▸ TASK PROMPT
In the listing below, locate the lines that hold the string "Reese". Copy those lines.
┌──
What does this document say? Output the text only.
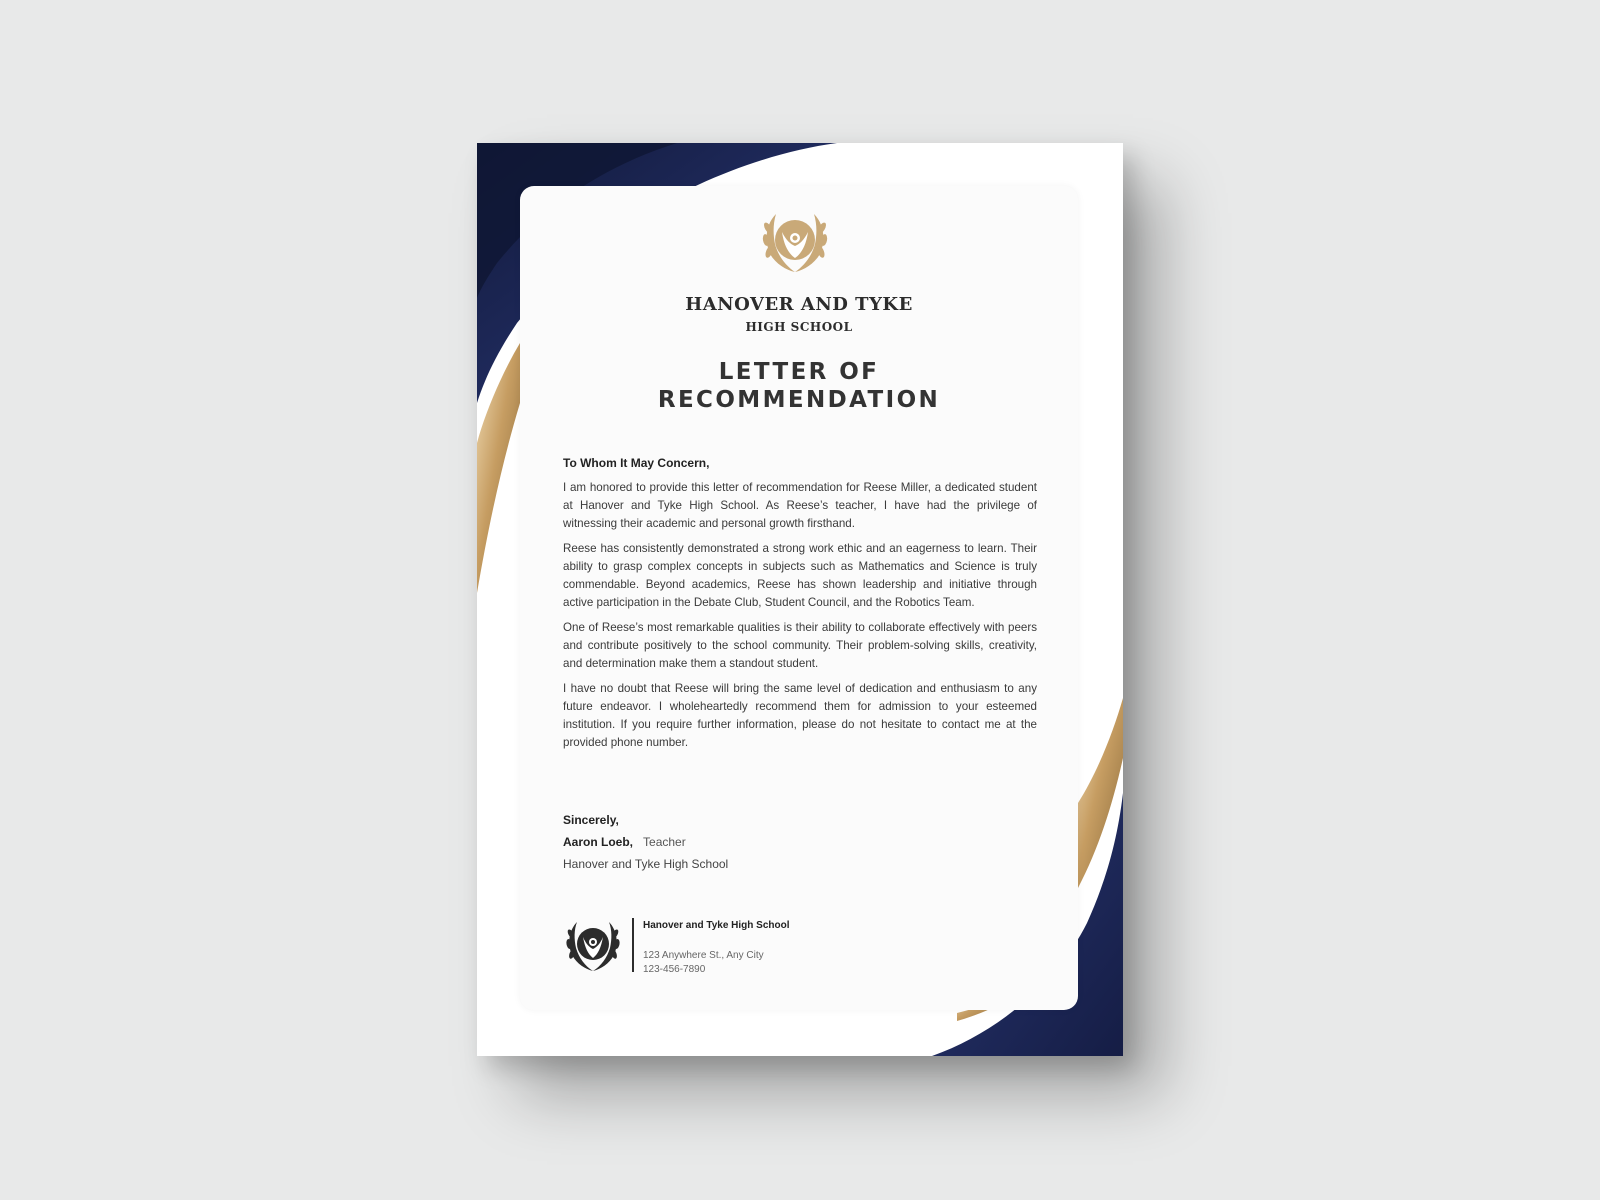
HANOVER AND TYKE

HIGH SCHOOL

LETTER OF
RECOMMENDATION

To Whom It May Concern,

I am honored to provide this letter of recommendation for Reese Miller, a dedicated student at Hanover and Tyke High School. As Reese’s teacher, I have had the privilege of witnessing their academic and personal growth firsthand.

Reese has consistently demonstrated a strong work ethic and an eagerness to learn. Their ability to grasp complex concepts in subjects such as Mathematics and Science is truly commendable. Beyond academics, Reese has shown leadership and initiative through active participation in the Debate Club, Student Council, and the Robotics Team.

One of Reese’s most remarkable qualities is their ability to collaborate effectively with peers and contribute positively to the school community. Their problem-solving skills, creativity, and determination make them a standout student.

I have no doubt that Reese will bring the same level of dedication and enthusiasm to any future endeavor. I wholeheartedly recommend them for admission to your esteemed institution. If you require further information, please do not hesitate to contact me at the provided phone number.

Sincerely,

Aaron Loeb, Teacher

Hanover and Tyke High School

Hanover and Tyke High School

123 Anywhere St., Any City

123-456-7890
└──
▸ ANSWER TO THE PROBLEM
I am honored to provide this letter of recommendation for Reese Miller, a dedicated student at Hanover and Tyke High School. As Reese’s teacher, I have had the privilege of witnessing their academic and personal growth firsthand.
Reese has consistently demonstrated a strong work ethic and an eagerness to learn. Their ability to grasp complex concepts in subjects such as Mathematics and Science is truly commendable. Beyond academics, Reese has shown leadership and initiative through active participation in the Debate Club, Student Council, and the Robotics Team.
One of Reese’s most remarkable qualities is their ability to collaborate effectively with peers and contribute positively to the school community. Their problem-solving skills, creativity, and determination make them a standout student.
I have no doubt that Reese will bring the same level of dedication and enthusiasm to any future endeavor. I wholeheartedly recommend them for admission to your esteemed institution. If you require further information, please do not hesitate to contact me at the provided phone number.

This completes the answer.